Figure content listings
•••••

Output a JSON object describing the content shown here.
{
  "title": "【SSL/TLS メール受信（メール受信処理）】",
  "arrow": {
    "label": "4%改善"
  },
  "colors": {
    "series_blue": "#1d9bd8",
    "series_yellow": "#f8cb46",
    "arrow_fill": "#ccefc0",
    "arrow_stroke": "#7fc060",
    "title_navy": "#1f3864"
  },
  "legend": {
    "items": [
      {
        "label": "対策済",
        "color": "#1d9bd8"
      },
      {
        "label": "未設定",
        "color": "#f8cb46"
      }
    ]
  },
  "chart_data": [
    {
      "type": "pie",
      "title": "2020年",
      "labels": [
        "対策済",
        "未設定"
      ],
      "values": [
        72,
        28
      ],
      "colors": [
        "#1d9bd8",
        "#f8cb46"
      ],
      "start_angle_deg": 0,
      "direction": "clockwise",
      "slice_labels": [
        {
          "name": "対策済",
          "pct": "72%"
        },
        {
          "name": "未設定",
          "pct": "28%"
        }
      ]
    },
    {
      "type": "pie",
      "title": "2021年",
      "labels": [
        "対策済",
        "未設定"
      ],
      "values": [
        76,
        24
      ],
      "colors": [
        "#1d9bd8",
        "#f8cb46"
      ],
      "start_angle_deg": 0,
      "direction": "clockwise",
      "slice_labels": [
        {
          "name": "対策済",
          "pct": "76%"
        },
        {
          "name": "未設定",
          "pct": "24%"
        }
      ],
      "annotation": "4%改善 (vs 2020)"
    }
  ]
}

•••••

- **Task directions**
Extract the full listing and reproduce each line exactly.

- **Answer to the problem**
Output a JSON object describing the content shown here.
{
  "title": "【SSL/TLS メール受信（メール受信処理）】",
  "arrow": {
    "label": "4%改善"
  },
  "colors": {
    "series_blue": "#1d9bd8",
    "series_yellow": "#f8cb46",
    "arrow_fill": "#ccefc0",
    "arrow_stroke": "#7fc060",
    "title_navy": "#1f3864"
  },
  "legend": {
    "items": [
      {
        "label": "対策済",
        "color": "#1d9bd8"
      },
      {
        "label": "未設定",
        "color": "#f8cb46"
      }
    ]
  },
  "chart_data": [
    {
      "type": "pie",
      "title": "2020年",
      "labels": [
        "対策済",
        "未設定"
      ],
      "values": [
        72,
        28
      ],
      "colors": [
        "#1d9bd8",
        "#f8cb46"
      ],
      "start_angle_deg": 0,
      "direction": "clockwise",
      "slice_labels": [
        {
          "name": "対策済",
          "pct": "72%"
        },
        {
          "name": "未設定",
          "pct": "28%"
        }
      ]
    },
    {
      "type": "pie",
      "title": "2021年",
      "labels": [
        "対策済",
        "未設定"
      ],
      "values": [
        76,
        24
      ],
      "colors": [
        "#1d9bd8",
        "#f8cb46"
      ],
      "start_angle_deg": 0,
      "direction": "clockwise",
      "slice_labels": [
        {
          "name": "対策済",
          "pct": "76%"
        },
        {
          "name": "未設定",
          "pct": "24%"
        }
      ],
      "annotation": "4%改善 (vs 2020)"
    }
  ]
}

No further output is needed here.